## Task statement
Among the lines listed below, count those that include the string "JSON", and state only the count.
++++
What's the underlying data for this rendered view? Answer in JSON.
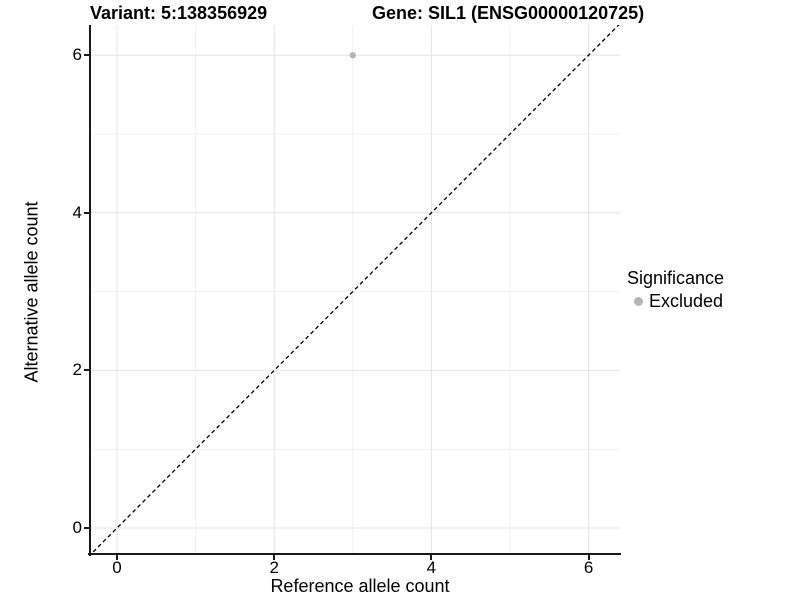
{
  "chart_data": {
    "type": "scatter",
    "titles": {
      "left": "Variant: 5:138356929",
      "right": "Gene: SIL1 (ENSG00000120725)"
    },
    "xlabel": "Reference allele count",
    "ylabel": "Alternative allele count",
    "xlim": [
      -0.33,
      6.42
    ],
    "ylim": [
      -0.33,
      6.4
    ],
    "x_major_ticks": [
      0,
      2,
      4,
      6
    ],
    "y_major_ticks": [
      0,
      2,
      4,
      6
    ],
    "x_minor_ticks": [
      1,
      3,
      5
    ],
    "y_minor_ticks": [
      1,
      3,
      5
    ],
    "grid": "major+minor",
    "series": [
      {
        "name": "Excluded",
        "color": "#b5b5b5",
        "points": [
          {
            "x": 3,
            "y": 6
          }
        ]
      }
    ],
    "reference_line": {
      "type": "abline",
      "slope": 1,
      "intercept": 0,
      "linestyle": "dashed",
      "color": "#000000"
    },
    "legend": {
      "title": "Significance",
      "position": "right",
      "entries": [
        {
          "label": "Excluded",
          "color": "#b5b5b5",
          "marker": "circle"
        }
      ]
    }
  },
  "colors": {
    "background": "#ffffff",
    "axis": "#1a1a1a",
    "grid_major": "#e4e4e4",
    "grid_minor": "#f1f1f1",
    "point": "#b5b5b5",
    "reference_line": "#000000"
  }
}
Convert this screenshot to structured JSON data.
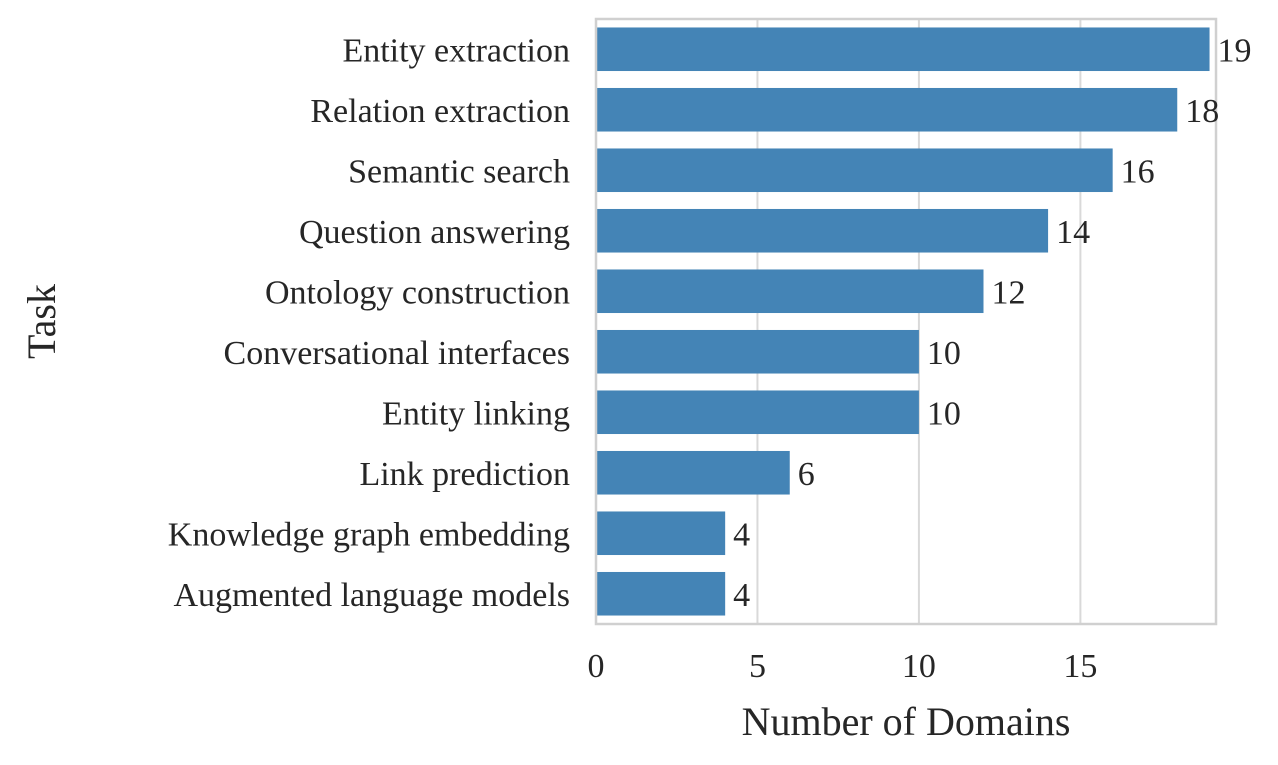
++++
## Solution for this task
2